__GIVEN DATA__:
----------

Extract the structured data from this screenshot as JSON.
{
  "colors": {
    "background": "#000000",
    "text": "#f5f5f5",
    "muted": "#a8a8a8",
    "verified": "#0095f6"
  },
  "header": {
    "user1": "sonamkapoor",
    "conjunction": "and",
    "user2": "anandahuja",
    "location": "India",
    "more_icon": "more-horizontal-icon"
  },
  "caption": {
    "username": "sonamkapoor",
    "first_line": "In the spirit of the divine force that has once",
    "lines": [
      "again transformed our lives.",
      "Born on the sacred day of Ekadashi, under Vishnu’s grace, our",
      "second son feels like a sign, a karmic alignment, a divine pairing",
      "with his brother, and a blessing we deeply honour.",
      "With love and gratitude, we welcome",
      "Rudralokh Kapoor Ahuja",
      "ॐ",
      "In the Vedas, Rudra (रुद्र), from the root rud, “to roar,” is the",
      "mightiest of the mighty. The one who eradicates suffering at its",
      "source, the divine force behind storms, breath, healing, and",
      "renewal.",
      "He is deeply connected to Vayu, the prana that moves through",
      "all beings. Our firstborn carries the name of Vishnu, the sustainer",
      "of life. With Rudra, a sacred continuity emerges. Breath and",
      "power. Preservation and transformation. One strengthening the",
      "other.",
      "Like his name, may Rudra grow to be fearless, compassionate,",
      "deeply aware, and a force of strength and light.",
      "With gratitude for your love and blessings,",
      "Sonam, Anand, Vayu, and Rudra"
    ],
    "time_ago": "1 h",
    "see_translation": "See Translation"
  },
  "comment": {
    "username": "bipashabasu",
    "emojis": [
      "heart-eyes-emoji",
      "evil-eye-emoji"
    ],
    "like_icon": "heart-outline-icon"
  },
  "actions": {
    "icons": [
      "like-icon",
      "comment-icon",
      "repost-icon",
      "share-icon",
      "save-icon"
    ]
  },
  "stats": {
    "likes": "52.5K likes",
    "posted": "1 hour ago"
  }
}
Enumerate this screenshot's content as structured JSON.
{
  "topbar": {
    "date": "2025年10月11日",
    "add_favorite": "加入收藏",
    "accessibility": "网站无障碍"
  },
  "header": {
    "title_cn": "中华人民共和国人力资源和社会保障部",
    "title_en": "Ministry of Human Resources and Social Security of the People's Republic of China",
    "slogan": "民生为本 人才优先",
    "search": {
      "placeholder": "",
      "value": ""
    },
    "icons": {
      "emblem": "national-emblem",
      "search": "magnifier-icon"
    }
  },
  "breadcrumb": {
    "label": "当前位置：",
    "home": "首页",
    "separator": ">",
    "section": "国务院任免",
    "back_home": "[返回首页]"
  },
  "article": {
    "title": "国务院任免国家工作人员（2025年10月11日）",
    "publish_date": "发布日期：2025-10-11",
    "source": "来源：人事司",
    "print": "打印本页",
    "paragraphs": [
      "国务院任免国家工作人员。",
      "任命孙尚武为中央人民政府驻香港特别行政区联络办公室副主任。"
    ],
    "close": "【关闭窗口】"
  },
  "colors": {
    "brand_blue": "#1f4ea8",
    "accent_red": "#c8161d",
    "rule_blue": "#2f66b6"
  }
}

----------

__WHAT IS ASKED__:
Report the number of lines that contain "sonamkapoor", with no other words.

__THE OUTPUT__:
2